» WORK REQUIRED
Repeat the entries below exactly as they appear, with no pictures.

Dataset rows about figures
START
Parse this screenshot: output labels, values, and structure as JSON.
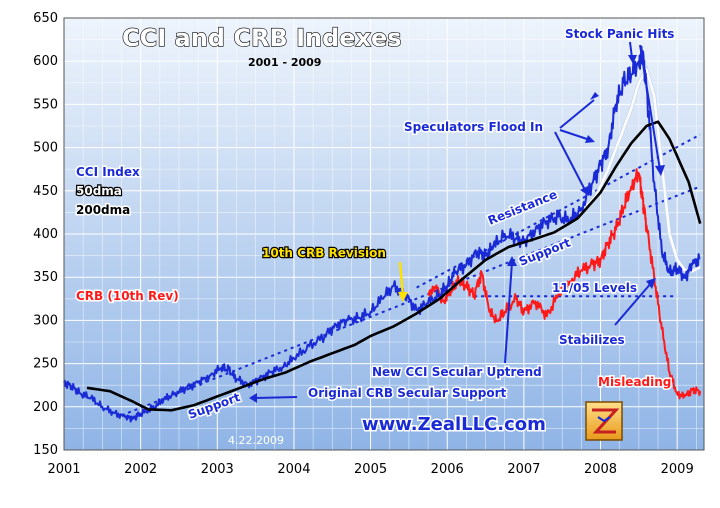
{
  "chart_data": {
    "type": "line",
    "title": "CCI and CRB Indexes",
    "subtitle": "2001 - 2009",
    "date_stamp": "4.22.2009",
    "source": "www.ZealLLC.com",
    "ylim": [
      150,
      650
    ],
    "xlim": [
      2001,
      2009.35
    ],
    "y_ticks": [
      "150",
      "200",
      "250",
      "300",
      "350",
      "400",
      "450",
      "500",
      "550",
      "600",
      "650"
    ],
    "x_ticks": [
      "2001",
      "2002",
      "2003",
      "2004",
      "2005",
      "2006",
      "2007",
      "2008",
      "2009"
    ],
    "legend": [
      {
        "label": "CCI Index",
        "color": "#1a2bd6"
      },
      {
        "label": "50dma",
        "color": "#ffffff"
      },
      {
        "label": "200dma",
        "color": "#000000"
      },
      {
        "label": "CRB (10th Rev)",
        "color": "#ff1a1a"
      }
    ],
    "series": [
      {
        "name": "CCI Index",
        "color": "#1a2bd6",
        "x": [
          2001.0,
          2001.1,
          2001.2,
          2001.35,
          2001.5,
          2001.65,
          2001.8,
          2001.9,
          2002.0,
          2002.15,
          2002.3,
          2002.45,
          2002.6,
          2002.75,
          2002.9,
          2003.05,
          2003.15,
          2003.25,
          2003.4,
          2003.55,
          2003.7,
          2003.85,
          2004.0,
          2004.2,
          2004.4,
          2004.55,
          2004.7,
          2004.85,
          2005.0,
          2005.15,
          2005.3,
          2005.45,
          2005.6,
          2005.75,
          2005.9,
          2006.0,
          2006.1,
          2006.25,
          2006.4,
          2006.5,
          2006.6,
          2006.75,
          2006.9,
          2007.0,
          2007.15,
          2007.3,
          2007.45,
          2007.6,
          2007.75,
          2007.9,
          2008.0,
          2008.1,
          2008.2,
          2008.3,
          2008.4,
          2008.5,
          2008.55,
          2008.6,
          2008.7,
          2008.8,
          2008.9,
          2009.0,
          2009.1,
          2009.2,
          2009.3
        ],
        "values": [
          228,
          224,
          216,
          210,
          200,
          193,
          188,
          187,
          192,
          198,
          208,
          216,
          222,
          228,
          236,
          245,
          243,
          232,
          226,
          232,
          240,
          246,
          256,
          270,
          282,
          295,
          300,
          303,
          310,
          325,
          340,
          330,
          312,
          320,
          330,
          340,
          355,
          365,
          380,
          375,
          385,
          400,
          395,
          390,
          405,
          415,
          420,
          415,
          430,
          460,
          480,
          500,
          550,
          575,
          585,
          600,
          610,
          570,
          460,
          380,
          355,
          360,
          350,
          365,
          372
        ]
      },
      {
        "name": "50dma",
        "color": "#ffffff",
        "x": [
          2007.8,
          2007.95,
          2008.1,
          2008.25,
          2008.4,
          2008.5,
          2008.6,
          2008.7,
          2008.8,
          2008.9,
          2009.0,
          2009.1,
          2009.2,
          2009.3
        ],
        "values": [
          430,
          445,
          475,
          510,
          545,
          575,
          590,
          560,
          480,
          400,
          370,
          358,
          357,
          362
        ]
      },
      {
        "name": "200dma",
        "color": "#000000",
        "x": [
          2001.3,
          2001.6,
          2001.9,
          2002.1,
          2002.4,
          2002.7,
          2003.0,
          2003.3,
          2003.6,
          2003.9,
          2004.2,
          2004.5,
          2004.8,
          2005.0,
          2005.3,
          2005.6,
          2005.9,
          2006.2,
          2006.5,
          2006.8,
          2007.1,
          2007.4,
          2007.7,
          2008.0,
          2008.2,
          2008.4,
          2008.6,
          2008.75,
          2008.9,
          2009.0,
          2009.15,
          2009.3
        ],
        "values": [
          222,
          218,
          206,
          197,
          196,
          202,
          212,
          222,
          232,
          240,
          252,
          262,
          272,
          282,
          293,
          308,
          325,
          348,
          370,
          385,
          393,
          402,
          418,
          448,
          478,
          505,
          525,
          530,
          510,
          490,
          460,
          412
        ]
      },
      {
        "name": "CRB (10th Rev)",
        "color": "#ff1a1a",
        "x": [
          2005.75,
          2005.85,
          2005.95,
          2006.05,
          2006.15,
          2006.25,
          2006.35,
          2006.45,
          2006.55,
          2006.65,
          2006.75,
          2006.9,
          2007.0,
          2007.15,
          2007.3,
          2007.45,
          2007.6,
          2007.75,
          2007.9,
          2008.0,
          2008.1,
          2008.2,
          2008.3,
          2008.4,
          2008.5,
          2008.55,
          2008.6,
          2008.7,
          2008.8,
          2008.9,
          2009.0,
          2009.1,
          2009.2,
          2009.3
        ],
        "values": [
          330,
          338,
          322,
          335,
          345,
          340,
          330,
          355,
          310,
          300,
          310,
          325,
          310,
          322,
          305,
          330,
          345,
          358,
          365,
          370,
          390,
          405,
          430,
          455,
          470,
          440,
          410,
          350,
          290,
          240,
          215,
          212,
          220,
          218
        ]
      }
    ],
    "trendlines": [
      {
        "name": "CCI support",
        "color": "#1a2bd6",
        "dashed": true,
        "x": [
          2001.75,
          2009.3
        ],
        "values": [
          190,
          455
        ]
      },
      {
        "name": "CCI resistance",
        "color": "#1a2bd6",
        "dashed": true,
        "x": [
          2005.6,
          2009.3
        ],
        "values": [
          338,
          515
        ]
      },
      {
        "name": "11/05 levels",
        "color": "#1a2bd6",
        "dashed": true,
        "x": [
          2006.35,
          2009.0
        ],
        "values": [
          328,
          328
        ]
      }
    ],
    "annotations": {
      "stock_panic": "Stock Panic Hits",
      "speculators": "Speculators Flood In",
      "resistance": "Resistance",
      "support": "Support",
      "revision": "10th CRB Revision",
      "levels": "11/05 Levels",
      "stabilizes": "Stabilizes",
      "new_uptrend": "New CCI Secular Uptrend",
      "misleading": "Misleading",
      "original_support": "Original CRB Secular Support",
      "support_left": "Support"
    }
  }
}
END
» SOLVED PROBLEM
Parse this screenshot: output labels, values, and structure as JSON.
{
  "chart_data": {
    "type": "line",
    "title": "CCI and CRB Indexes",
    "subtitle": "2001 - 2009",
    "date_stamp": "4.22.2009",
    "source": "www.ZealLLC.com",
    "ylim": [
      150,
      650
    ],
    "xlim": [
      2001,
      2009.35
    ],
    "y_ticks": [
      "150",
      "200",
      "250",
      "300",
      "350",
      "400",
      "450",
      "500",
      "550",
      "600",
      "650"
    ],
    "x_ticks": [
      "2001",
      "2002",
      "2003",
      "2004",
      "2005",
      "2006",
      "2007",
      "2008",
      "2009"
    ],
    "legend": [
      {
        "label": "CCI Index",
        "color": "#1a2bd6"
      },
      {
        "label": "50dma",
        "color": "#ffffff"
      },
      {
        "label": "200dma",
        "color": "#000000"
      },
      {
        "label": "CRB (10th Rev)",
        "color": "#ff1a1a"
      }
    ],
    "series": [
      {
        "name": "CCI Index",
        "color": "#1a2bd6",
        "x": [
          2001.0,
          2001.1,
          2001.2,
          2001.35,
          2001.5,
          2001.65,
          2001.8,
          2001.9,
          2002.0,
          2002.15,
          2002.3,
          2002.45,
          2002.6,
          2002.75,
          2002.9,
          2003.05,
          2003.15,
          2003.25,
          2003.4,
          2003.55,
          2003.7,
          2003.85,
          2004.0,
          2004.2,
          2004.4,
          2004.55,
          2004.7,
          2004.85,
          2005.0,
          2005.15,
          2005.3,
          2005.45,
          2005.6,
          2005.75,
          2005.9,
          2006.0,
          2006.1,
          2006.25,
          2006.4,
          2006.5,
          2006.6,
          2006.75,
          2006.9,
          2007.0,
          2007.15,
          2007.3,
          2007.45,
          2007.6,
          2007.75,
          2007.9,
          2008.0,
          2008.1,
          2008.2,
          2008.3,
          2008.4,
          2008.5,
          2008.55,
          2008.6,
          2008.7,
          2008.8,
          2008.9,
          2009.0,
          2009.1,
          2009.2,
          2009.3
        ],
        "values": [
          228,
          224,
          216,
          210,
          200,
          193,
          188,
          187,
          192,
          198,
          208,
          216,
          222,
          228,
          236,
          245,
          243,
          232,
          226,
          232,
          240,
          246,
          256,
          270,
          282,
          295,
          300,
          303,
          310,
          325,
          340,
          330,
          312,
          320,
          330,
          340,
          355,
          365,
          380,
          375,
          385,
          400,
          395,
          390,
          405,
          415,
          420,
          415,
          430,
          460,
          480,
          500,
          550,
          575,
          585,
          600,
          610,
          570,
          460,
          380,
          355,
          360,
          350,
          365,
          372
        ]
      },
      {
        "name": "50dma",
        "color": "#ffffff",
        "x": [
          2007.8,
          2007.95,
          2008.1,
          2008.25,
          2008.4,
          2008.5,
          2008.6,
          2008.7,
          2008.8,
          2008.9,
          2009.0,
          2009.1,
          2009.2,
          2009.3
        ],
        "values": [
          430,
          445,
          475,
          510,
          545,
          575,
          590,
          560,
          480,
          400,
          370,
          358,
          357,
          362
        ]
      },
      {
        "name": "200dma",
        "color": "#000000",
        "x": [
          2001.3,
          2001.6,
          2001.9,
          2002.1,
          2002.4,
          2002.7,
          2003.0,
          2003.3,
          2003.6,
          2003.9,
          2004.2,
          2004.5,
          2004.8,
          2005.0,
          2005.3,
          2005.6,
          2005.9,
          2006.2,
          2006.5,
          2006.8,
          2007.1,
          2007.4,
          2007.7,
          2008.0,
          2008.2,
          2008.4,
          2008.6,
          2008.75,
          2008.9,
          2009.0,
          2009.15,
          2009.3
        ],
        "values": [
          222,
          218,
          206,
          197,
          196,
          202,
          212,
          222,
          232,
          240,
          252,
          262,
          272,
          282,
          293,
          308,
          325,
          348,
          370,
          385,
          393,
          402,
          418,
          448,
          478,
          505,
          525,
          530,
          510,
          490,
          460,
          412
        ]
      },
      {
        "name": "CRB (10th Rev)",
        "color": "#ff1a1a",
        "x": [
          2005.75,
          2005.85,
          2005.95,
          2006.05,
          2006.15,
          2006.25,
          2006.35,
          2006.45,
          2006.55,
          2006.65,
          2006.75,
          2006.9,
          2007.0,
          2007.15,
          2007.3,
          2007.45,
          2007.6,
          2007.75,
          2007.9,
          2008.0,
          2008.1,
          2008.2,
          2008.3,
          2008.4,
          2008.5,
          2008.55,
          2008.6,
          2008.7,
          2008.8,
          2008.9,
          2009.0,
          2009.1,
          2009.2,
          2009.3
        ],
        "values": [
          330,
          338,
          322,
          335,
          345,
          340,
          330,
          355,
          310,
          300,
          310,
          325,
          310,
          322,
          305,
          330,
          345,
          358,
          365,
          370,
          390,
          405,
          430,
          455,
          470,
          440,
          410,
          350,
          290,
          240,
          215,
          212,
          220,
          218
        ]
      }
    ],
    "trendlines": [
      {
        "name": "CCI support",
        "color": "#1a2bd6",
        "dashed": true,
        "x": [
          2001.75,
          2009.3
        ],
        "values": [
          190,
          455
        ]
      },
      {
        "name": "CCI resistance",
        "color": "#1a2bd6",
        "dashed": true,
        "x": [
          2005.6,
          2009.3
        ],
        "values": [
          338,
          515
        ]
      },
      {
        "name": "11/05 levels",
        "color": "#1a2bd6",
        "dashed": true,
        "x": [
          2006.35,
          2009.0
        ],
        "values": [
          328,
          328
        ]
      }
    ],
    "annotations": {
      "stock_panic": "Stock Panic Hits",
      "speculators": "Speculators Flood In",
      "resistance": "Resistance",
      "support": "Support",
      "revision": "10th CRB Revision",
      "levels": "11/05 Levels",
      "stabilizes": "Stabilizes",
      "new_uptrend": "New CCI Secular Uptrend",
      "misleading": "Misleading",
      "original_support": "Original CRB Secular Support",
      "support_left": "Support"
    }
  }
}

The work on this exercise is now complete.